:: SUPPLIED INFORMATION

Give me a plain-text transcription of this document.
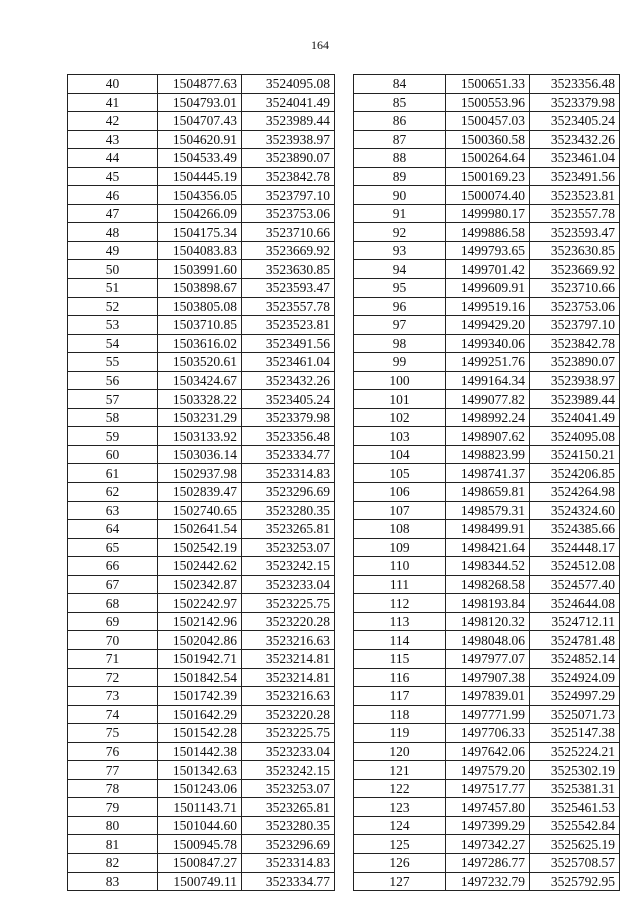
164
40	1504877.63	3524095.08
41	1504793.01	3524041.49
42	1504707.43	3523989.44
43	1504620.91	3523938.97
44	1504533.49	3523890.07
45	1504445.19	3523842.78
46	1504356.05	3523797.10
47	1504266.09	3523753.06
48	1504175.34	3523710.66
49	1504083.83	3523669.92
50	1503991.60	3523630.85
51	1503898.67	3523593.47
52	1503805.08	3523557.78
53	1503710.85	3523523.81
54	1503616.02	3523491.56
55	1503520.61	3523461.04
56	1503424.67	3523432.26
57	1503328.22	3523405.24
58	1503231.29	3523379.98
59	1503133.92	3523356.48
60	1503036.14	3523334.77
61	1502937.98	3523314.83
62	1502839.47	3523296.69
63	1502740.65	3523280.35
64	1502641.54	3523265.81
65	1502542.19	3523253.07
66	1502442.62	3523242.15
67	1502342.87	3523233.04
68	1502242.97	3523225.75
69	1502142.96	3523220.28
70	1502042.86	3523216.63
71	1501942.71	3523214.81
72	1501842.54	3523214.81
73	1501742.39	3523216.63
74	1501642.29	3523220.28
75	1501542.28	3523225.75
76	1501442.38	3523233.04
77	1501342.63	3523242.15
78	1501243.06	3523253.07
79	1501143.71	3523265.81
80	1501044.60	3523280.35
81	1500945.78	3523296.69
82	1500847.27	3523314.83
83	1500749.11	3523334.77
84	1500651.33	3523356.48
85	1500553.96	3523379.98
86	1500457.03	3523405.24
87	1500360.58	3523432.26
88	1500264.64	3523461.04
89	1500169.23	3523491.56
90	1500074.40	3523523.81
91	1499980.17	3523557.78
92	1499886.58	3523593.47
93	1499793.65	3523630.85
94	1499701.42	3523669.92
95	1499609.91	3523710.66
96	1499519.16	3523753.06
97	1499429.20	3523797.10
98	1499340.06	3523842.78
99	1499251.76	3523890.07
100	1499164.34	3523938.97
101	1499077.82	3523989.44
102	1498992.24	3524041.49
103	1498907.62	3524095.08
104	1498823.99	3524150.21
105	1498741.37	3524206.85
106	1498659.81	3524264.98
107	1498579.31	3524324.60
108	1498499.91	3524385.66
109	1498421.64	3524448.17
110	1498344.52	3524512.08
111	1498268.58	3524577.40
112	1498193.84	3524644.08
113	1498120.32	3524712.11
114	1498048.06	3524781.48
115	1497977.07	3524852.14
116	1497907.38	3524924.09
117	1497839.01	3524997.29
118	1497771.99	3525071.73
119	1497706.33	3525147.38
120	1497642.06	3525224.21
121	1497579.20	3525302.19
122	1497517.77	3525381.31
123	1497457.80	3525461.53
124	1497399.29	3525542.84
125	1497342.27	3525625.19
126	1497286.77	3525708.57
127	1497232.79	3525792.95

::::

**PROBLEM DETAILS:** Restate the entire listing word for word, excluding pictures.

**THE ANSWER:**
Give me a plain-text transcription of this document.
164
40	1504877.63	3524095.08
41	1504793.01	3524041.49
42	1504707.43	3523989.44
43	1504620.91	3523938.97
44	1504533.49	3523890.07
45	1504445.19	3523842.78
46	1504356.05	3523797.10
47	1504266.09	3523753.06
48	1504175.34	3523710.66
49	1504083.83	3523669.92
50	1503991.60	3523630.85
51	1503898.67	3523593.47
52	1503805.08	3523557.78
53	1503710.85	3523523.81
54	1503616.02	3523491.56
55	1503520.61	3523461.04
56	1503424.67	3523432.26
57	1503328.22	3523405.24
58	1503231.29	3523379.98
59	1503133.92	3523356.48
60	1503036.14	3523334.77
61	1502937.98	3523314.83
62	1502839.47	3523296.69
63	1502740.65	3523280.35
64	1502641.54	3523265.81
65	1502542.19	3523253.07
66	1502442.62	3523242.15
67	1502342.87	3523233.04
68	1502242.97	3523225.75
69	1502142.96	3523220.28
70	1502042.86	3523216.63
71	1501942.71	3523214.81
72	1501842.54	3523214.81
73	1501742.39	3523216.63
74	1501642.29	3523220.28
75	1501542.28	3523225.75
76	1501442.38	3523233.04
77	1501342.63	3523242.15
78	1501243.06	3523253.07
79	1501143.71	3523265.81
80	1501044.60	3523280.35
81	1500945.78	3523296.69
82	1500847.27	3523314.83
83	1500749.11	3523334.77
84	1500651.33	3523356.48
85	1500553.96	3523379.98
86	1500457.03	3523405.24
87	1500360.58	3523432.26
88	1500264.64	3523461.04
89	1500169.23	3523491.56
90	1500074.40	3523523.81
91	1499980.17	3523557.78
92	1499886.58	3523593.47
93	1499793.65	3523630.85
94	1499701.42	3523669.92
95	1499609.91	3523710.66
96	1499519.16	3523753.06
97	1499429.20	3523797.10
98	1499340.06	3523842.78
99	1499251.76	3523890.07
100	1499164.34	3523938.97
101	1499077.82	3523989.44
102	1498992.24	3524041.49
103	1498907.62	3524095.08
104	1498823.99	3524150.21
105	1498741.37	3524206.85
106	1498659.81	3524264.98
107	1498579.31	3524324.60
108	1498499.91	3524385.66
109	1498421.64	3524448.17
110	1498344.52	3524512.08
111	1498268.58	3524577.40
112	1498193.84	3524644.08
113	1498120.32	3524712.11
114	1498048.06	3524781.48
115	1497977.07	3524852.14
116	1497907.38	3524924.09
117	1497839.01	3524997.29
118	1497771.99	3525071.73
119	1497706.33	3525147.38
120	1497642.06	3525224.21
121	1497579.20	3525302.19
122	1497517.77	3525381.31
123	1497457.80	3525461.53
124	1497399.29	3525542.84
125	1497342.27	3525625.19
126	1497286.77	3525708.57
127	1497232.79	3525792.95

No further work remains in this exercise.